Each line below should be reproduced without any alteration.

--- BEGIN Supplied entries ---

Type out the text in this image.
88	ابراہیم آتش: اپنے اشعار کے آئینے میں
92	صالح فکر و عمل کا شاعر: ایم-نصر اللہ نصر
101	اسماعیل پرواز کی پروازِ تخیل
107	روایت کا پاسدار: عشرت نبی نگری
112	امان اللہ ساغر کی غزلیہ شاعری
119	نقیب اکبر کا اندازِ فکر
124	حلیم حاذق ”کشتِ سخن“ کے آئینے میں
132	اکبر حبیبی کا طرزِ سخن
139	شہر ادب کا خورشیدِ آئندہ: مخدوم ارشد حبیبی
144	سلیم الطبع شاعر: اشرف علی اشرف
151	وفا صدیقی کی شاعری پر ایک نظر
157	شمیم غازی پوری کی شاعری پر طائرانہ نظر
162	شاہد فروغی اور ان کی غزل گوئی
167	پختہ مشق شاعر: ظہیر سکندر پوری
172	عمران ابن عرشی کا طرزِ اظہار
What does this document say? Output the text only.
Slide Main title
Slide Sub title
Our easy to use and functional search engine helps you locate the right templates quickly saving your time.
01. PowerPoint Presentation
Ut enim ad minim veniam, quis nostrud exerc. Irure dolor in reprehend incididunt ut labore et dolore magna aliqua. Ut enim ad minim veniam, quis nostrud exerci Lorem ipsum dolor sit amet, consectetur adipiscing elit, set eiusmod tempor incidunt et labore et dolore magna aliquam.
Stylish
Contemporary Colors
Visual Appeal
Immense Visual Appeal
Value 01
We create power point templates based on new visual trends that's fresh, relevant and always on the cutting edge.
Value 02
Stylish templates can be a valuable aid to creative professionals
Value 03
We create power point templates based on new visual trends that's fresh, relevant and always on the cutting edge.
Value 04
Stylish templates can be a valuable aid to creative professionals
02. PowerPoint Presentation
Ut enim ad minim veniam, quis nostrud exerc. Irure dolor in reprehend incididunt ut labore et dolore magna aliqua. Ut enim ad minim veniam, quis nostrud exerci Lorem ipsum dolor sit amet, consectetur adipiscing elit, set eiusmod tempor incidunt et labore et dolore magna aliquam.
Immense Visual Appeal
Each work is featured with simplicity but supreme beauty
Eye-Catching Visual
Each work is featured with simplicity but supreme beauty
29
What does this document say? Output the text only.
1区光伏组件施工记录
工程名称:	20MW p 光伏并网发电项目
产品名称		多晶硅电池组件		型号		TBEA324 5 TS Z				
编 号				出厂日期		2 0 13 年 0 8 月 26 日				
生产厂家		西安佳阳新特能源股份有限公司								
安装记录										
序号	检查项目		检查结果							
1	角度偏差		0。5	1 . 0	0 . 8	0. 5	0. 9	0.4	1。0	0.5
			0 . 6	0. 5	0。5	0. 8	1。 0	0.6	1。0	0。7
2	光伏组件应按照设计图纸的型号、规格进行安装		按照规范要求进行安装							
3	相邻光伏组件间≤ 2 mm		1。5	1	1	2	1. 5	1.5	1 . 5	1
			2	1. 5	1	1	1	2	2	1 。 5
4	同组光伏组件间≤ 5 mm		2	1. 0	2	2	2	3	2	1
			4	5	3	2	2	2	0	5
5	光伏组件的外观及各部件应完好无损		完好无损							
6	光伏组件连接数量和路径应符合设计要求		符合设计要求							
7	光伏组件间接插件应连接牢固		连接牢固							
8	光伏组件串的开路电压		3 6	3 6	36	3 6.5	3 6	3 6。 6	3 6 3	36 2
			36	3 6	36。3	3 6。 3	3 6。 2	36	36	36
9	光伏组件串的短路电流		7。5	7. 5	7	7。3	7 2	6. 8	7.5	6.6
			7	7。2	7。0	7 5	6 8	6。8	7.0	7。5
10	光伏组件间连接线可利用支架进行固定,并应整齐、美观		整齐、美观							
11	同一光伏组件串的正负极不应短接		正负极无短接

--- END Supplied entries ---

Exercise solution:
Type out the text in this image.
88	ابراہیم آتش: اپنے اشعار کے آئینے میں
92	صالح فکر و عمل کا شاعر: ایم-نصر اللہ نصر
101	اسماعیل پرواز کی پروازِ تخیل
107	روایت کا پاسدار: عشرت نبی نگری
112	امان اللہ ساغر کی غزلیہ شاعری
119	نقیب اکبر کا اندازِ فکر
124	حلیم حاذق ”کشتِ سخن“ کے آئینے میں
132	اکبر حبیبی کا طرزِ سخن
139	شہر ادب کا خورشیدِ آئندہ: مخدوم ارشد حبیبی
144	سلیم الطبع شاعر: اشرف علی اشرف
151	وفا صدیقی کی شاعری پر ایک نظر
157	شمیم غازی پوری کی شاعری پر طائرانہ نظر
162	شاہد فروغی اور ان کی غزل گوئی
167	پختہ مشق شاعر: ظہیر سکندر پوری
172	عمران ابن عرشی کا طرزِ اظہار
What does this document say? Output the text only.
Slide Main title
Slide Sub title
Our easy to use and functional search engine helps you locate the right templates quickly saving your time.
01. PowerPoint Presentation
Ut enim ad minim veniam, quis nostrud exerc. Irure dolor in reprehend incididunt ut labore et dolore magna aliqua. Ut enim ad minim veniam, quis nostrud exerci Lorem ipsum dolor sit amet, consectetur adipiscing elit, set eiusmod tempor incidunt et labore et dolore magna aliquam.
Stylish
Contemporary Colors
Visual Appeal
Immense Visual Appeal
Value 01
We create power point templates based on new visual trends that's fresh, relevant and always on the cutting edge.
Value 02
Stylish templates can be a valuable aid to creative professionals
Value 03
We create power point templates based on new visual trends that's fresh, relevant and always on the cutting edge.
Value 04
Stylish templates can be a valuable aid to creative professionals
02. PowerPoint Presentation
Ut enim ad minim veniam, quis nostrud exerc. Irure dolor in reprehend incididunt ut labore et dolore magna aliqua. Ut enim ad minim veniam, quis nostrud exerci Lorem ipsum dolor sit amet, consectetur adipiscing elit, set eiusmod tempor incidunt et labore et dolore magna aliquam.
Immense Visual Appeal
Each work is featured with simplicity but supreme beauty
Eye-Catching Visual
Each work is featured with simplicity but supreme beauty
29
What does this document say? Output the text only.
1区光伏组件施工记录
工程名称:	20MW p 光伏并网发电项目
产品名称		多晶硅电池组件		型号		TBEA324 5 TS Z				
编 号				出厂日期		2 0 13 年 0 8 月 26 日				
生产厂家		西安佳阳新特能源股份有限公司								
安装记录										
序号	检查项目		检查结果							
1	角度偏差		0。5	1 . 0	0 . 8	0. 5	0. 9	0.4	1。0	0.5
			0 . 6	0. 5	0。5	0. 8	1。 0	0.6	1。0	0。7
2	光伏组件应按照设计图纸的型号、规格进行安装		按照规范要求进行安装							
3	相邻光伏组件间≤ 2 mm		1。5	1	1	2	1. 5	1.5	1 . 5	1
			2	1. 5	1	1	1	2	2	1 。 5
4	同组光伏组件间≤ 5 mm		2	1. 0	2	2	2	3	2	1
			4	5	3	2	2	2	0	5
5	光伏组件的外观及各部件应完好无损		完好无损							
6	光伏组件连接数量和路径应符合设计要求		符合设计要求							
7	光伏组件间接插件应连接牢固		连接牢固							
8	光伏组件串的开路电压		3 6	3 6	36	3 6.5	3 6	3 6。 6	3 6 3	36 2
			36	3 6	36。3	3 6。 3	3 6。 2	36	36	36
9	光伏组件串的短路电流		7。5	7. 5	7	7。3	7 2	6. 8	7.5	6.6
			7	7。2	7。0	7 5	6 8	6。8	7.0	7。5
10	光伏组件间连接线可利用支架进行固定,并应整齐、美观		整齐、美观							
11	同一光伏组件串的正负极不应短接		正负极无短接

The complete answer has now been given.